(Raw records)
◆ ◆ ◆ ◆ ◆

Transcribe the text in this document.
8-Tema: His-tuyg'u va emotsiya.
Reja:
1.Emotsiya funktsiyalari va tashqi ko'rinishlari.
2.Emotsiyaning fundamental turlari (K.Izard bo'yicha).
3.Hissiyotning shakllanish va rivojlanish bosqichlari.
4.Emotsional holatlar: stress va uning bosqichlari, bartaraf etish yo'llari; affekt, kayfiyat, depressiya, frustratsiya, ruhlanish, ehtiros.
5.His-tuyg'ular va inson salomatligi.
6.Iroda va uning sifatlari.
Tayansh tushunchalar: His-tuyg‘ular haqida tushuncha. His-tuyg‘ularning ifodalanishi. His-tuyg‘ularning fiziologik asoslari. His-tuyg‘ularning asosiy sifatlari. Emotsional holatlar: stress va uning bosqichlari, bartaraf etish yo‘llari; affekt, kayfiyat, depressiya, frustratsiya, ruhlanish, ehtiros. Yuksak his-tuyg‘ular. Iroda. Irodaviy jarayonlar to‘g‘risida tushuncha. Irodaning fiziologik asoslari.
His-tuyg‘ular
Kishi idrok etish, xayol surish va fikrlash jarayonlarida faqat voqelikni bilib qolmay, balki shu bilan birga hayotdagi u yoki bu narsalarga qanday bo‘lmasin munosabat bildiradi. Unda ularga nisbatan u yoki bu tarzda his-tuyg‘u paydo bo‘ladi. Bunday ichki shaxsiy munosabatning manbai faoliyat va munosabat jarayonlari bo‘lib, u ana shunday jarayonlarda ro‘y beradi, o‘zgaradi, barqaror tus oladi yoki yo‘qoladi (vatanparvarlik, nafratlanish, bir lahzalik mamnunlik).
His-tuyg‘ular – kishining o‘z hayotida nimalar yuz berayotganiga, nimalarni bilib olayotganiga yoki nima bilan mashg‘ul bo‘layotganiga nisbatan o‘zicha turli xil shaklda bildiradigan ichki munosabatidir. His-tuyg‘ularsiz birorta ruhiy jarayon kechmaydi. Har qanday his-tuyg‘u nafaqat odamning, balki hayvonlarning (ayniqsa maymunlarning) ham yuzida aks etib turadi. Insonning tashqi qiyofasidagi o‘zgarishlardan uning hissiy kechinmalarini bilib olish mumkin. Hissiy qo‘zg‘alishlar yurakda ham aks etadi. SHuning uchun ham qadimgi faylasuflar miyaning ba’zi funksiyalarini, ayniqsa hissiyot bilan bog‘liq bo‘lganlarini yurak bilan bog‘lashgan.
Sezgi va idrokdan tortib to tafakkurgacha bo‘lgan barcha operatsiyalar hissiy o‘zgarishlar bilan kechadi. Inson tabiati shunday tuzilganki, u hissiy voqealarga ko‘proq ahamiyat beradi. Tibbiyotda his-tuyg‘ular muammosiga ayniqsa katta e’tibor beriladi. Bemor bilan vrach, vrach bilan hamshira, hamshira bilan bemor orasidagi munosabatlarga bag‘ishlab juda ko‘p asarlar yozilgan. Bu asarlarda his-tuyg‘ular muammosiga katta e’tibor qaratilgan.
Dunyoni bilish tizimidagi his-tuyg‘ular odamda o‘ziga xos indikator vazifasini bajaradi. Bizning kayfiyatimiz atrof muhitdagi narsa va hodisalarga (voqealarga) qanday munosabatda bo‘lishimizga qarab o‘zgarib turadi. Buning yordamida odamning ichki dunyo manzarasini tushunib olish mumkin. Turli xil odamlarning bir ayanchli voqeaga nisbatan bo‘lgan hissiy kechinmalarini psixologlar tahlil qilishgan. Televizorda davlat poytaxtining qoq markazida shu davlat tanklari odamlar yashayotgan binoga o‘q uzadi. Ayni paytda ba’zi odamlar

◆ ◆ ◆ ◆ ◆

Problem statement:
The entries above should be repeated exactly, every one of them.

Solved exercise:
Transcribe the text in this document.
8-Tema: His-tuyg'u va emotsiya.
Reja:
1.Emotsiya funktsiyalari va tashqi ko'rinishlari.
2.Emotsiyaning fundamental turlari (K.Izard bo'yicha).
3.Hissiyotning shakllanish va rivojlanish bosqichlari.
4.Emotsional holatlar: stress va uning bosqichlari, bartaraf etish yo'llari; affekt, kayfiyat, depressiya, frustratsiya, ruhlanish, ehtiros.
5.His-tuyg'ular va inson salomatligi.
6.Iroda va uning sifatlari.
Tayansh tushunchalar: His-tuyg‘ular haqida tushuncha. His-tuyg‘ularning ifodalanishi. His-tuyg‘ularning fiziologik asoslari. His-tuyg‘ularning asosiy sifatlari. Emotsional holatlar: stress va uning bosqichlari, bartaraf etish yo‘llari; affekt, kayfiyat, depressiya, frustratsiya, ruhlanish, ehtiros. Yuksak his-tuyg‘ular. Iroda. Irodaviy jarayonlar to‘g‘risida tushuncha. Irodaning fiziologik asoslari.
His-tuyg‘ular
Kishi idrok etish, xayol surish va fikrlash jarayonlarida faqat voqelikni bilib qolmay, balki shu bilan birga hayotdagi u yoki bu narsalarga qanday bo‘lmasin munosabat bildiradi. Unda ularga nisbatan u yoki bu tarzda his-tuyg‘u paydo bo‘ladi. Bunday ichki shaxsiy munosabatning manbai faoliyat va munosabat jarayonlari bo‘lib, u ana shunday jarayonlarda ro‘y beradi, o‘zgaradi, barqaror tus oladi yoki yo‘qoladi (vatanparvarlik, nafratlanish, bir lahzalik mamnunlik).
His-tuyg‘ular – kishining o‘z hayotida nimalar yuz berayotganiga, nimalarni bilib olayotganiga yoki nima bilan mashg‘ul bo‘layotganiga nisbatan o‘zicha turli xil shaklda bildiradigan ichki munosabatidir. His-tuyg‘ularsiz birorta ruhiy jarayon kechmaydi. Har qanday his-tuyg‘u nafaqat odamning, balki hayvonlarning (ayniqsa maymunlarning) ham yuzida aks etib turadi. Insonning tashqi qiyofasidagi o‘zgarishlardan uning hissiy kechinmalarini bilib olish mumkin. Hissiy qo‘zg‘alishlar yurakda ham aks etadi. SHuning uchun ham qadimgi faylasuflar miyaning ba’zi funksiyalarini, ayniqsa hissiyot bilan bog‘liq bo‘lganlarini yurak bilan bog‘lashgan.
Sezgi va idrokdan tortib to tafakkurgacha bo‘lgan barcha operatsiyalar hissiy o‘zgarishlar bilan kechadi. Inson tabiati shunday tuzilganki, u hissiy voqealarga ko‘proq ahamiyat beradi. Tibbiyotda his-tuyg‘ular muammosiga ayniqsa katta e’tibor beriladi. Bemor bilan vrach, vrach bilan hamshira, hamshira bilan bemor orasidagi munosabatlarga bag‘ishlab juda ko‘p asarlar yozilgan. Bu asarlarda his-tuyg‘ular muammosiga katta e’tibor qaratilgan.
Dunyoni bilish tizimidagi his-tuyg‘ular odamda o‘ziga xos indikator vazifasini bajaradi. Bizning kayfiyatimiz atrof muhitdagi narsa va hodisalarga (voqealarga) qanday munosabatda bo‘lishimizga qarab o‘zgarib turadi. Buning yordamida odamning ichki dunyo manzarasini tushunib olish mumkin. Turli xil odamlarning bir ayanchli voqeaga nisbatan bo‘lgan hissiy kechinmalarini psixologlar tahlil qilishgan. Televizorda davlat poytaxtining qoq markazida shu davlat tanklari odamlar yashayotgan binoga o‘q uzadi. Ayni paytda ba’zi odamlar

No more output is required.